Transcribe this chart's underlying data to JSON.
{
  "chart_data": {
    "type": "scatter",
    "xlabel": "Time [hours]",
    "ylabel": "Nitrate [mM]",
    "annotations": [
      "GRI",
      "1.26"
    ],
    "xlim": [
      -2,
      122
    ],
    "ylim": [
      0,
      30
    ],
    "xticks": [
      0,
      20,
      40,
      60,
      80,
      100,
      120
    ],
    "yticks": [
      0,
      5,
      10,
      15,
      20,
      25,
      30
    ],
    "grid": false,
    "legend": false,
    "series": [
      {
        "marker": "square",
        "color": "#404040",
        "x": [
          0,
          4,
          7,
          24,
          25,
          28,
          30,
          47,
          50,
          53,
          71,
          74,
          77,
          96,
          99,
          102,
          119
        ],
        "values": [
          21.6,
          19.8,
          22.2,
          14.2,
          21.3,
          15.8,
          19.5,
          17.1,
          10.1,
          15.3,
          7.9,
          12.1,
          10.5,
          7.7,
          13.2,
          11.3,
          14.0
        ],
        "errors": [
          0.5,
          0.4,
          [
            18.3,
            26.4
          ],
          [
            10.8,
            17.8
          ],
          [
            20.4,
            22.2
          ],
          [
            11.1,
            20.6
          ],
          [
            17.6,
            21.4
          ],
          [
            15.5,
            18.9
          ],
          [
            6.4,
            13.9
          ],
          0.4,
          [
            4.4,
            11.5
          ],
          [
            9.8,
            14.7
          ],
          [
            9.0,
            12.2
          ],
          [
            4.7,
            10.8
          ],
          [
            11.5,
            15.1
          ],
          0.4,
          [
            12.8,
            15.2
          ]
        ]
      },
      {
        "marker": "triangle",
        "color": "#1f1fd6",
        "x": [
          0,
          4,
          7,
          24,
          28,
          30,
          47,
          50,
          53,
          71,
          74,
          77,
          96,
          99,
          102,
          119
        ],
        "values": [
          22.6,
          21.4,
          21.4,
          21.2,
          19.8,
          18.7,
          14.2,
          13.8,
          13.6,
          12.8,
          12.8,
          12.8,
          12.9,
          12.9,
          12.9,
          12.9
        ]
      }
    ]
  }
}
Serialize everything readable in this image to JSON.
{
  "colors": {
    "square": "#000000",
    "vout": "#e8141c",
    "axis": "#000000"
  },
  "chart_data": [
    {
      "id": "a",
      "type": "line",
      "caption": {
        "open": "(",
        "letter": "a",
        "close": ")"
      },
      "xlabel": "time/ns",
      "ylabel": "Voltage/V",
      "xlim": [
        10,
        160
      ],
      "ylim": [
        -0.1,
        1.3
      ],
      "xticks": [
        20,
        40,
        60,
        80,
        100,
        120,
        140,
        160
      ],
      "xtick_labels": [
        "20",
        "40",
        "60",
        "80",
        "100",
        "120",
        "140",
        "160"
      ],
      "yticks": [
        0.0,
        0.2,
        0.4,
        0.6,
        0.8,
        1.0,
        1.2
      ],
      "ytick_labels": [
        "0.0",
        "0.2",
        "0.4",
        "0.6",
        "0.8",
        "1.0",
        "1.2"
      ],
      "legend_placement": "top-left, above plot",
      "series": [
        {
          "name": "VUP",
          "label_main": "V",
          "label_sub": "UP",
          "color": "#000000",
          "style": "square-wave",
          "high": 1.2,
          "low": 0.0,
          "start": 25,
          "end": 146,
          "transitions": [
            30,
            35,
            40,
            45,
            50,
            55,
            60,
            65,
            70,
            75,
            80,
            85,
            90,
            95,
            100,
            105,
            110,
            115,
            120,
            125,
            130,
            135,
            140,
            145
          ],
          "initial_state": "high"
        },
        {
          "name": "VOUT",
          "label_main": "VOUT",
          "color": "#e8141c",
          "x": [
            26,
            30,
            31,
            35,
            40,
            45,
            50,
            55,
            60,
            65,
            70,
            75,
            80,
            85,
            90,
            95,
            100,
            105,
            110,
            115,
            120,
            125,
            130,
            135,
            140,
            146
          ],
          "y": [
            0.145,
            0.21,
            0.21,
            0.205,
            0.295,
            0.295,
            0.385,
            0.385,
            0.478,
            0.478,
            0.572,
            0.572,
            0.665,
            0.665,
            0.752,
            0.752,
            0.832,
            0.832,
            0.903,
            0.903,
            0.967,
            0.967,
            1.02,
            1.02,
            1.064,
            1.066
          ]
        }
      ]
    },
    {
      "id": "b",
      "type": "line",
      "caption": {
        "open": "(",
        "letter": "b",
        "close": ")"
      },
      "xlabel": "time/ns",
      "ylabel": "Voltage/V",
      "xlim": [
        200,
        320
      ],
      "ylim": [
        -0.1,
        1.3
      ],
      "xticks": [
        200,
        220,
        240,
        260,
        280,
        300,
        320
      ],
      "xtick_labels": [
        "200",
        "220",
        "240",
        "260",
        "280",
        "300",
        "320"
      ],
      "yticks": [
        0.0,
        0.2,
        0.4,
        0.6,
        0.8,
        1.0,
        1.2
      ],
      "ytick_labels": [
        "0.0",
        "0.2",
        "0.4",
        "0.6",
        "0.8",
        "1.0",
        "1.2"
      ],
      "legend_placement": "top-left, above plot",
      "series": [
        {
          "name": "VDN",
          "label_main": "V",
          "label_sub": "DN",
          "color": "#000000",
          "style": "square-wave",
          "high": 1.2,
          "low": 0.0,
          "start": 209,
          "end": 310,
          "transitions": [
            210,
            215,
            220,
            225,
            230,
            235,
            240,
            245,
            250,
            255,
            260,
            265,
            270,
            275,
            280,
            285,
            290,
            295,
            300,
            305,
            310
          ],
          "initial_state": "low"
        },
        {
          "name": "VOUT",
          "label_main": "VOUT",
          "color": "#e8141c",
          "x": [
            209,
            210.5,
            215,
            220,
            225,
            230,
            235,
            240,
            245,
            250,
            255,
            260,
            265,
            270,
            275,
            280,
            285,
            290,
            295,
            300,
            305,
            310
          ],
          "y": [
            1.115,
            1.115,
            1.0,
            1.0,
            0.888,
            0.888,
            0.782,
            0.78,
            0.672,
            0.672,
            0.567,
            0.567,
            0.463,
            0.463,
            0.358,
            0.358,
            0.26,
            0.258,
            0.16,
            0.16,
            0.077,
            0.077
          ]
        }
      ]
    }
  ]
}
-*-*-
All of the material above needs to be copied exactly.

**Answer for this exercise**:
Transcribe this chart's underlying data to JSON.
{
  "chart_data": {
    "type": "scatter",
    "xlabel": "Time [hours]",
    "ylabel": "Nitrate [mM]",
    "annotations": [
      "GRI",
      "1.26"
    ],
    "xlim": [
      -2,
      122
    ],
    "ylim": [
      0,
      30
    ],
    "xticks": [
      0,
      20,
      40,
      60,
      80,
      100,
      120
    ],
    "yticks": [
      0,
      5,
      10,
      15,
      20,
      25,
      30
    ],
    "grid": false,
    "legend": false,
    "series": [
      {
        "marker": "square",
        "color": "#404040",
        "x": [
          0,
          4,
          7,
          24,
          25,
          28,
          30,
          47,
          50,
          53,
          71,
          74,
          77,
          96,
          99,
          102,
          119
        ],
        "values": [
          21.6,
          19.8,
          22.2,
          14.2,
          21.3,
          15.8,
          19.5,
          17.1,
          10.1,
          15.3,
          7.9,
          12.1,
          10.5,
          7.7,
          13.2,
          11.3,
          14.0
        ],
        "errors": [
          0.5,
          0.4,
          [
            18.3,
            26.4
          ],
          [
            10.8,
            17.8
          ],
          [
            20.4,
            22.2
          ],
          [
            11.1,
            20.6
          ],
          [
            17.6,
            21.4
          ],
          [
            15.5,
            18.9
          ],
          [
            6.4,
            13.9
          ],
          0.4,
          [
            4.4,
            11.5
          ],
          [
            9.8,
            14.7
          ],
          [
            9.0,
            12.2
          ],
          [
            4.7,
            10.8
          ],
          [
            11.5,
            15.1
          ],
          0.4,
          [
            12.8,
            15.2
          ]
        ]
      },
      {
        "marker": "triangle",
        "color": "#1f1fd6",
        "x": [
          0,
          4,
          7,
          24,
          28,
          30,
          47,
          50,
          53,
          71,
          74,
          77,
          96,
          99,
          102,
          119
        ],
        "values": [
          22.6,
          21.4,
          21.4,
          21.2,
          19.8,
          18.7,
          14.2,
          13.8,
          13.6,
          12.8,
          12.8,
          12.8,
          12.9,
          12.9,
          12.9,
          12.9
        ]
      }
    ]
  }
}
Serialize everything readable in this image to JSON.
{
  "colors": {
    "square": "#000000",
    "vout": "#e8141c",
    "axis": "#000000"
  },
  "chart_data": [
    {
      "id": "a",
      "type": "line",
      "caption": {
        "open": "(",
        "letter": "a",
        "close": ")"
      },
      "xlabel": "time/ns",
      "ylabel": "Voltage/V",
      "xlim": [
        10,
        160
      ],
      "ylim": [
        -0.1,
        1.3
      ],
      "xticks": [
        20,
        40,
        60,
        80,
        100,
        120,
        140,
        160
      ],
      "xtick_labels": [
        "20",
        "40",
        "60",
        "80",
        "100",
        "120",
        "140",
        "160"
      ],
      "yticks": [
        0.0,
        0.2,
        0.4,
        0.6,
        0.8,
        1.0,
        1.2
      ],
      "ytick_labels": [
        "0.0",
        "0.2",
        "0.4",
        "0.6",
        "0.8",
        "1.0",
        "1.2"
      ],
      "legend_placement": "top-left, above plot",
      "series": [
        {
          "name": "VUP",
          "label_main": "V",
          "label_sub": "UP",
          "color": "#000000",
          "style": "square-wave",
          "high": 1.2,
          "low": 0.0,
          "start": 25,
          "end": 146,
          "transitions": [
            30,
            35,
            40,
            45,
            50,
            55,
            60,
            65,
            70,
            75,
            80,
            85,
            90,
            95,
            100,
            105,
            110,
            115,
            120,
            125,
            130,
            135,
            140,
            145
          ],
          "initial_state": "high"
        },
        {
          "name": "VOUT",
          "label_main": "VOUT",
          "color": "#e8141c",
          "x": [
            26,
            30,
            31,
            35,
            40,
            45,
            50,
            55,
            60,
            65,
            70,
            75,
            80,
            85,
            90,
            95,
            100,
            105,
            110,
            115,
            120,
            125,
            130,
            135,
            140,
            146
          ],
          "y": [
            0.145,
            0.21,
            0.21,
            0.205,
            0.295,
            0.295,
            0.385,
            0.385,
            0.478,
            0.478,
            0.572,
            0.572,
            0.665,
            0.665,
            0.752,
            0.752,
            0.832,
            0.832,
            0.903,
            0.903,
            0.967,
            0.967,
            1.02,
            1.02,
            1.064,
            1.066
          ]
        }
      ]
    },
    {
      "id": "b",
      "type": "line",
      "caption": {
        "open": "(",
        "letter": "b",
        "close": ")"
      },
      "xlabel": "time/ns",
      "ylabel": "Voltage/V",
      "xlim": [
        200,
        320
      ],
      "ylim": [
        -0.1,
        1.3
      ],
      "xticks": [
        200,
        220,
        240,
        260,
        280,
        300,
        320
      ],
      "xtick_labels": [
        "200",
        "220",
        "240",
        "260",
        "280",
        "300",
        "320"
      ],
      "yticks": [
        0.0,
        0.2,
        0.4,
        0.6,
        0.8,
        1.0,
        1.2
      ],
      "ytick_labels": [
        "0.0",
        "0.2",
        "0.4",
        "0.6",
        "0.8",
        "1.0",
        "1.2"
      ],
      "legend_placement": "top-left, above plot",
      "series": [
        {
          "name": "VDN",
          "label_main": "V",
          "label_sub": "DN",
          "color": "#000000",
          "style": "square-wave",
          "high": 1.2,
          "low": 0.0,
          "start": 209,
          "end": 310,
          "transitions": [
            210,
            215,
            220,
            225,
            230,
            235,
            240,
            245,
            250,
            255,
            260,
            265,
            270,
            275,
            280,
            285,
            290,
            295,
            300,
            305,
            310
          ],
          "initial_state": "low"
        },
        {
          "name": "VOUT",
          "label_main": "VOUT",
          "color": "#e8141c",
          "x": [
            209,
            210.5,
            215,
            220,
            225,
            230,
            235,
            240,
            245,
            250,
            255,
            260,
            265,
            270,
            275,
            280,
            285,
            290,
            295,
            300,
            305,
            310
          ],
          "y": [
            1.115,
            1.115,
            1.0,
            1.0,
            0.888,
            0.888,
            0.782,
            0.78,
            0.672,
            0.672,
            0.567,
            0.567,
            0.463,
            0.463,
            0.358,
            0.358,
            0.26,
            0.258,
            0.16,
            0.16,
            0.077,
            0.077
          ]
        }
      ]
    }
  ]
}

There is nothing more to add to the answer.